◆ WORK TO BE COMPLETED
The data below must be copied in full and without any change.

◆ PROVIDED ENTRIES
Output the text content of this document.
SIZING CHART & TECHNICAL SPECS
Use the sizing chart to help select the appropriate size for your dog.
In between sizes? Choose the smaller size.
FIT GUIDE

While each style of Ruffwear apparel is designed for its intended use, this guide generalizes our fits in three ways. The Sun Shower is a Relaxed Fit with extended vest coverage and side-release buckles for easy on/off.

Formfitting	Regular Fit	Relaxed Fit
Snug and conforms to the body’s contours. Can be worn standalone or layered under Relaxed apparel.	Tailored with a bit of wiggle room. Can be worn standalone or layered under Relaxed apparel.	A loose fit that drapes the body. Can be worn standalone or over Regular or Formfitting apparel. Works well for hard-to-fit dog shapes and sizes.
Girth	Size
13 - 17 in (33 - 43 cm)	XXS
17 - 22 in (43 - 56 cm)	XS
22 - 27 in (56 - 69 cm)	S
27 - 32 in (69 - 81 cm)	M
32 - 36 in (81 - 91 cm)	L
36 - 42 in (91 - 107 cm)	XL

◆ TASK RESPONSE
Output the text content of this document.
SIZING CHART & TECHNICAL SPECS
Use the sizing chart to help select the appropriate size for your dog.
In between sizes? Choose the smaller size.
FIT GUIDE

While each style of Ruffwear apparel is designed for its intended use, this guide generalizes our fits in three ways. The Sun Shower is a Relaxed Fit with extended vest coverage and side-release buckles for easy on/off.

Formfitting	Regular Fit	Relaxed Fit
Snug and conforms to the body’s contours. Can be worn standalone or layered under Relaxed apparel.	Tailored with a bit of wiggle room. Can be worn standalone or layered under Relaxed apparel.	A loose fit that drapes the body. Can be worn standalone or over Regular or Formfitting apparel. Works well for hard-to-fit dog shapes and sizes.
Girth	Size
13 - 17 in (33 - 43 cm)	XXS
17 - 22 in (43 - 56 cm)	XS
22 - 27 in (56 - 69 cm)	S
27 - 32 in (69 - 81 cm)	M
32 - 36 in (81 - 91 cm)	L
36 - 42 in (91 - 107 cm)	XL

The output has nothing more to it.